(Figure contents as structured data)
------------------------------

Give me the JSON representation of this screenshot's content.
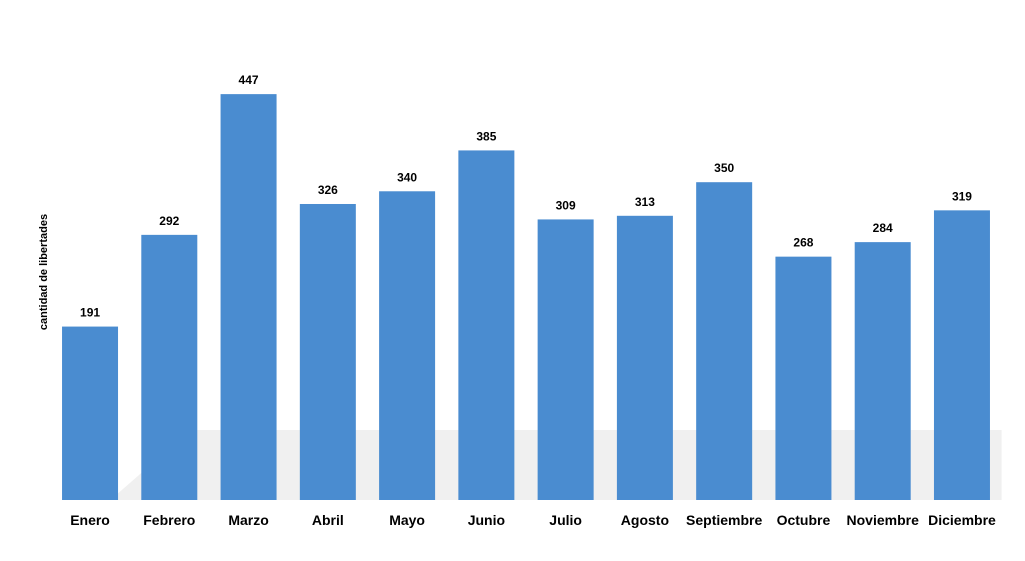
{
  "chart_data": {
    "type": "bar",
    "y_label": "cantidad de libertades",
    "categories": [
      "Enero",
      "Febrero",
      "Marzo",
      "Abril",
      "Mayo",
      "Junio",
      "Julio",
      "Agosto",
      "Septiembre",
      "Octubre",
      "Noviembre",
      "Diciembre"
    ],
    "values": [
      191,
      292,
      447,
      326,
      340,
      385,
      309,
      313,
      350,
      268,
      284,
      319
    ],
    "color": "#4a8cd0",
    "ylim": [
      0,
      500
    ],
    "data_labels": true
  }
}
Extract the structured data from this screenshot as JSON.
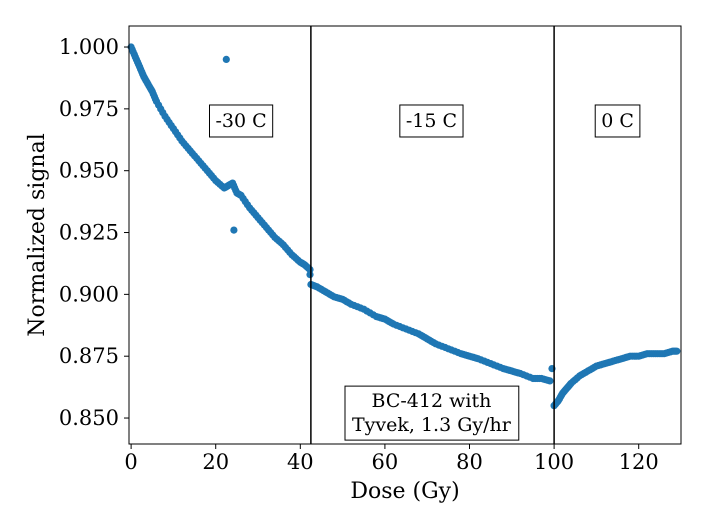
{
  "chart_data": {
    "type": "scatter",
    "xlabel": "Dose (Gy)",
    "ylabel": "Normalized signal",
    "xlim": [
      -0.5,
      130
    ],
    "ylim": [
      0.8395,
      1.0085
    ],
    "xticks": [
      0,
      20,
      40,
      60,
      80,
      100,
      120
    ],
    "xtick_labels": [
      "0",
      "20",
      "40",
      "60",
      "80",
      "100",
      "120"
    ],
    "yticks": [
      0.85,
      0.875,
      0.9,
      0.925,
      0.95,
      0.975,
      1.0
    ],
    "ytick_labels": [
      "0.850",
      "0.875",
      "0.900",
      "0.925",
      "0.950",
      "0.975",
      "1.000"
    ],
    "grid": false,
    "marker_color": "#1f77b4",
    "vlines": [
      42.5,
      100
    ],
    "region_labels": [
      {
        "text": "-30 C",
        "x": 26,
        "y": 0.9705
      },
      {
        "text": "-15 C",
        "x": 71,
        "y": 0.9705
      },
      {
        "text": "0 C",
        "x": 115,
        "y": 0.9705
      }
    ],
    "annotation": {
      "lines": [
        "BC-412 with",
        "Tyvek, 1.3 Gy/hr"
      ],
      "x_center": 71,
      "y_top": 0.8625
    },
    "series": [
      {
        "name": "-30 C",
        "x": [
          0,
          1,
          2,
          3,
          4,
          5,
          6,
          8,
          10,
          12,
          14,
          16,
          18,
          20,
          22,
          23,
          24,
          25,
          26,
          28,
          30,
          32,
          34,
          36,
          38,
          40,
          41,
          42.3
        ],
        "y": [
          1.0,
          0.996,
          0.992,
          0.988,
          0.985,
          0.982,
          0.978,
          0.972,
          0.967,
          0.962,
          0.958,
          0.954,
          0.95,
          0.946,
          0.943,
          0.944,
          0.945,
          0.941,
          0.94,
          0.935,
          0.931,
          0.927,
          0.923,
          0.92,
          0.916,
          0.913,
          0.912,
          0.91
        ]
      },
      {
        "name": "-15 C",
        "x": [
          42.5,
          44,
          46,
          48,
          50,
          52,
          55,
          58,
          60,
          62,
          65,
          68,
          70,
          72,
          75,
          78,
          80,
          82,
          85,
          88,
          90,
          92,
          95,
          97,
          99
        ],
        "y": [
          0.904,
          0.903,
          0.901,
          0.899,
          0.898,
          0.896,
          0.894,
          0.891,
          0.89,
          0.888,
          0.886,
          0.884,
          0.882,
          0.88,
          0.878,
          0.876,
          0.875,
          0.874,
          0.872,
          0.87,
          0.869,
          0.868,
          0.866,
          0.866,
          0.865
        ]
      },
      {
        "name": "0 C",
        "x": [
          100,
          101,
          102,
          103,
          104,
          106,
          108,
          110,
          112,
          114,
          116,
          118,
          120,
          122,
          124,
          126,
          128,
          129
        ],
        "y": [
          0.855,
          0.857,
          0.86,
          0.862,
          0.864,
          0.867,
          0.869,
          0.871,
          0.872,
          0.873,
          0.874,
          0.875,
          0.875,
          0.876,
          0.876,
          0.876,
          0.877,
          0.877
        ]
      },
      {
        "name": "outliers",
        "x": [
          22.5,
          24.3,
          42.3,
          99.5
        ],
        "y": [
          0.995,
          0.926,
          0.908,
          0.87
        ]
      }
    ]
  }
}
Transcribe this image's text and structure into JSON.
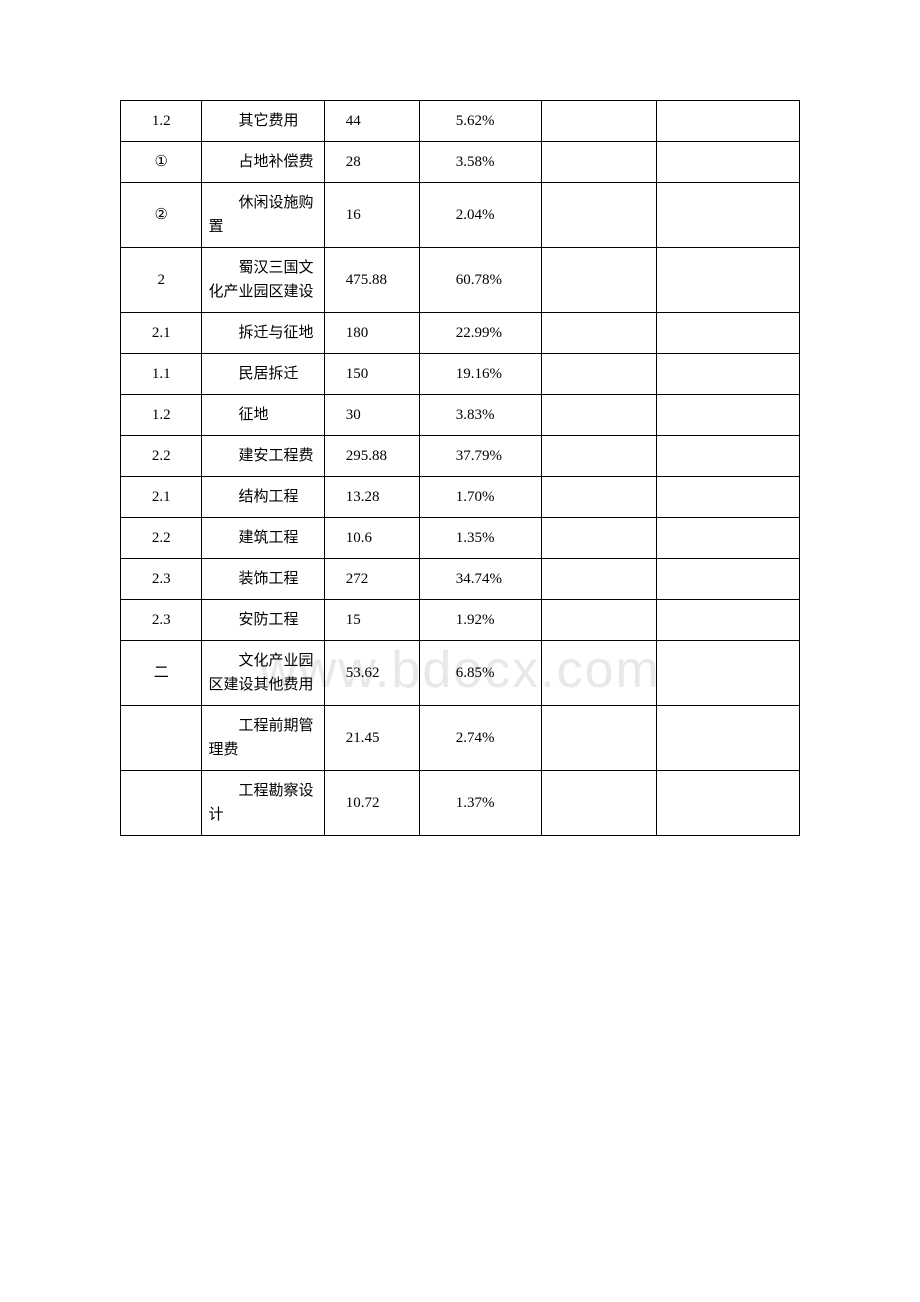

------------------------------

Exercise details:
From the data above, copy each line that holds "text".

The answer:
        "text": "-30 C",
        "text": "-15 C",
        "text": "0 C",
Transcribe this image's text and structure into JSON.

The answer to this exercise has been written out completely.